- _Exercise directions_
Copy out all of the data exactly as it appears.

+--

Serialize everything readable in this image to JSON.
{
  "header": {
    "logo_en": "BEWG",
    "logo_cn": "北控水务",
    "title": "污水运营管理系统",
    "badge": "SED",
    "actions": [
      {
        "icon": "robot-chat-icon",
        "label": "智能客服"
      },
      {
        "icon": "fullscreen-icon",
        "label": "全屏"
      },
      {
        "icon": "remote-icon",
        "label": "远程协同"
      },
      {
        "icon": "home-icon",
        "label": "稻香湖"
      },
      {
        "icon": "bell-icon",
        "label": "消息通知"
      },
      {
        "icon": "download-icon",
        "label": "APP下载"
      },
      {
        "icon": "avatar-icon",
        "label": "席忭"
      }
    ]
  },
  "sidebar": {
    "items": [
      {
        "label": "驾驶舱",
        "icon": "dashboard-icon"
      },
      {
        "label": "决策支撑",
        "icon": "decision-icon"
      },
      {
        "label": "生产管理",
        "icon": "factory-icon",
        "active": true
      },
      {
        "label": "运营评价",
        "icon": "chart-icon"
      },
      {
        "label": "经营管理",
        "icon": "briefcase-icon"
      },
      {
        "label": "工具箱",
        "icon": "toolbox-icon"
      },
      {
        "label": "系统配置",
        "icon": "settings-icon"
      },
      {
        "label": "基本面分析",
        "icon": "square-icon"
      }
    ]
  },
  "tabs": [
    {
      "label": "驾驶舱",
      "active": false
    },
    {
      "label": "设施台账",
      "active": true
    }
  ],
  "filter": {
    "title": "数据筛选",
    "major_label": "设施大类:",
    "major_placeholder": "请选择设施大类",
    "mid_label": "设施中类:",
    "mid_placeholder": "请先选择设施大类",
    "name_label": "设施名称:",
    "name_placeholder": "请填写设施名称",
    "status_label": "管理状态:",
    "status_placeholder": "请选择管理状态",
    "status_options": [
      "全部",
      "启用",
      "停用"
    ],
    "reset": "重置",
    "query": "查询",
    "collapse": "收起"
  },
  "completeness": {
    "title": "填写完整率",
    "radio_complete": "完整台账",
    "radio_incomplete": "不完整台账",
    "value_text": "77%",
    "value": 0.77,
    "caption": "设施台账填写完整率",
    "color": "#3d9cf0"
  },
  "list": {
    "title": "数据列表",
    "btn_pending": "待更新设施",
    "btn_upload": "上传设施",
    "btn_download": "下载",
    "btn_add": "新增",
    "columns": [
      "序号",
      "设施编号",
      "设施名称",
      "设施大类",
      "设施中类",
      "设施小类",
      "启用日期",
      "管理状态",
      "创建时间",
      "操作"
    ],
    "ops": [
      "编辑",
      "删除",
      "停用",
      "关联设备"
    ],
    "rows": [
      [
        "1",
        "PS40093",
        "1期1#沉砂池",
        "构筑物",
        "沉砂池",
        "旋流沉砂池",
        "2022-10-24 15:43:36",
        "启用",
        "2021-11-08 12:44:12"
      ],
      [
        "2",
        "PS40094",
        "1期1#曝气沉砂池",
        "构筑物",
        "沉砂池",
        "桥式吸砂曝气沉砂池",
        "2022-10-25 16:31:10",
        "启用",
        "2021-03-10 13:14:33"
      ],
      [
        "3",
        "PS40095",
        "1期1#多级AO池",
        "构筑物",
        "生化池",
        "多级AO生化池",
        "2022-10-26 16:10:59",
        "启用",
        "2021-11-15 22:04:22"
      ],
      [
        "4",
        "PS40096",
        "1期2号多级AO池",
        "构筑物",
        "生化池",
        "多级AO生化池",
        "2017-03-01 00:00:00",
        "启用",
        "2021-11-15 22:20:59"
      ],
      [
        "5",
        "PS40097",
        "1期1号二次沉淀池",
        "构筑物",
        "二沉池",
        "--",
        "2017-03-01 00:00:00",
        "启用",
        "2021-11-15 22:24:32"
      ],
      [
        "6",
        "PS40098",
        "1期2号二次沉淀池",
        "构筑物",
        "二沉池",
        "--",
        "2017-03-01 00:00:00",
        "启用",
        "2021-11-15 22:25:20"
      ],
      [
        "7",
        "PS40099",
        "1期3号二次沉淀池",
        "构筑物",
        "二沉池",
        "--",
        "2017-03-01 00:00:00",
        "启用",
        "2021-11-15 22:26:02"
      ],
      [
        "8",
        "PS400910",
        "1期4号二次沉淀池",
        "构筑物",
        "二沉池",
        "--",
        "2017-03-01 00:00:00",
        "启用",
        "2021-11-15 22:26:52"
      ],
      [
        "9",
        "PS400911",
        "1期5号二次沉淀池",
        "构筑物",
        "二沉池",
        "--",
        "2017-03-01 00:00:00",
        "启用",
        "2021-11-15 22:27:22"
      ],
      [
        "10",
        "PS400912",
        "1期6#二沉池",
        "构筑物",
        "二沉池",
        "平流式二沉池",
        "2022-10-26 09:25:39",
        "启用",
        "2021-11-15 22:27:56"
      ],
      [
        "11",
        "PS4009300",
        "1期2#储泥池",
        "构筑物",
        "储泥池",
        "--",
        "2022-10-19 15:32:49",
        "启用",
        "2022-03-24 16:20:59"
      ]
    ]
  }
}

+--

- _Result for this exercise_
Serialize everything readable in this image to JSON.
{
  "header": {
    "logo_en": "BEWG",
    "logo_cn": "北控水务",
    "title": "污水运营管理系统",
    "badge": "SED",
    "actions": [
      {
        "icon": "robot-chat-icon",
        "label": "智能客服"
      },
      {
        "icon": "fullscreen-icon",
        "label": "全屏"
      },
      {
        "icon": "remote-icon",
        "label": "远程协同"
      },
      {
        "icon": "home-icon",
        "label": "稻香湖"
      },
      {
        "icon": "bell-icon",
        "label": "消息通知"
      },
      {
        "icon": "download-icon",
        "label": "APP下载"
      },
      {
        "icon": "avatar-icon",
        "label": "席忭"
      }
    ]
  },
  "sidebar": {
    "items": [
      {
        "label": "驾驶舱",
        "icon": "dashboard-icon"
      },
      {
        "label": "决策支撑",
        "icon": "decision-icon"
      },
      {
        "label": "生产管理",
        "icon": "factory-icon",
        "active": true
      },
      {
        "label": "运营评价",
        "icon": "chart-icon"
      },
      {
        "label": "经营管理",
        "icon": "briefcase-icon"
      },
      {
        "label": "工具箱",
        "icon": "toolbox-icon"
      },
      {
        "label": "系统配置",
        "icon": "settings-icon"
      },
      {
        "label": "基本面分析",
        "icon": "square-icon"
      }
    ]
  },
  "tabs": [
    {
      "label": "驾驶舱",
      "active": false
    },
    {
      "label": "设施台账",
      "active": true
    }
  ],
  "filter": {
    "title": "数据筛选",
    "major_label": "设施大类:",
    "major_placeholder": "请选择设施大类",
    "mid_label": "设施中类:",
    "mid_placeholder": "请先选择设施大类",
    "name_label": "设施名称:",
    "name_placeholder": "请填写设施名称",
    "status_label": "管理状态:",
    "status_placeholder": "请选择管理状态",
    "status_options": [
      "全部",
      "启用",
      "停用"
    ],
    "reset": "重置",
    "query": "查询",
    "collapse": "收起"
  },
  "completeness": {
    "title": "填写完整率",
    "radio_complete": "完整台账",
    "radio_incomplete": "不完整台账",
    "value_text": "77%",
    "value": 0.77,
    "caption": "设施台账填写完整率",
    "color": "#3d9cf0"
  },
  "list": {
    "title": "数据列表",
    "btn_pending": "待更新设施",
    "btn_upload": "上传设施",
    "btn_download": "下载",
    "btn_add": "新增",
    "columns": [
      "序号",
      "设施编号",
      "设施名称",
      "设施大类",
      "设施中类",
      "设施小类",
      "启用日期",
      "管理状态",
      "创建时间",
      "操作"
    ],
    "ops": [
      "编辑",
      "删除",
      "停用",
      "关联设备"
    ],
    "rows": [
      [
        "1",
        "PS40093",
        "1期1#沉砂池",
        "构筑物",
        "沉砂池",
        "旋流沉砂池",
        "2022-10-24 15:43:36",
        "启用",
        "2021-11-08 12:44:12"
      ],
      [
        "2",
        "PS40094",
        "1期1#曝气沉砂池",
        "构筑物",
        "沉砂池",
        "桥式吸砂曝气沉砂池",
        "2022-10-25 16:31:10",
        "启用",
        "2021-03-10 13:14:33"
      ],
      [
        "3",
        "PS40095",
        "1期1#多级AO池",
        "构筑物",
        "生化池",
        "多级AO生化池",
        "2022-10-26 16:10:59",
        "启用",
        "2021-11-15 22:04:22"
      ],
      [
        "4",
        "PS40096",
        "1期2号多级AO池",
        "构筑物",
        "生化池",
        "多级AO生化池",
        "2017-03-01 00:00:00",
        "启用",
        "2021-11-15 22:20:59"
      ],
      [
        "5",
        "PS40097",
        "1期1号二次沉淀池",
        "构筑物",
        "二沉池",
        "--",
        "2017-03-01 00:00:00",
        "启用",
        "2021-11-15 22:24:32"
      ],
      [
        "6",
        "PS40098",
        "1期2号二次沉淀池",
        "构筑物",
        "二沉池",
        "--",
        "2017-03-01 00:00:00",
        "启用",
        "2021-11-15 22:25:20"
      ],
      [
        "7",
        "PS40099",
        "1期3号二次沉淀池",
        "构筑物",
        "二沉池",
        "--",
        "2017-03-01 00:00:00",
        "启用",
        "2021-11-15 22:26:02"
      ],
      [
        "8",
        "PS400910",
        "1期4号二次沉淀池",
        "构筑物",
        "二沉池",
        "--",
        "2017-03-01 00:00:00",
        "启用",
        "2021-11-15 22:26:52"
      ],
      [
        "9",
        "PS400911",
        "1期5号二次沉淀池",
        "构筑物",
        "二沉池",
        "--",
        "2017-03-01 00:00:00",
        "启用",
        "2021-11-15 22:27:22"
      ],
      [
        "10",
        "PS400912",
        "1期6#二沉池",
        "构筑物",
        "二沉池",
        "平流式二沉池",
        "2022-10-26 09:25:39",
        "启用",
        "2021-11-15 22:27:56"
      ],
      [
        "11",
        "PS4009300",
        "1期2#储泥池",
        "构筑物",
        "储泥池",
        "--",
        "2022-10-19 15:32:49",
        "启用",
        "2022-03-24 16:20:59"
      ]
    ]
  }
}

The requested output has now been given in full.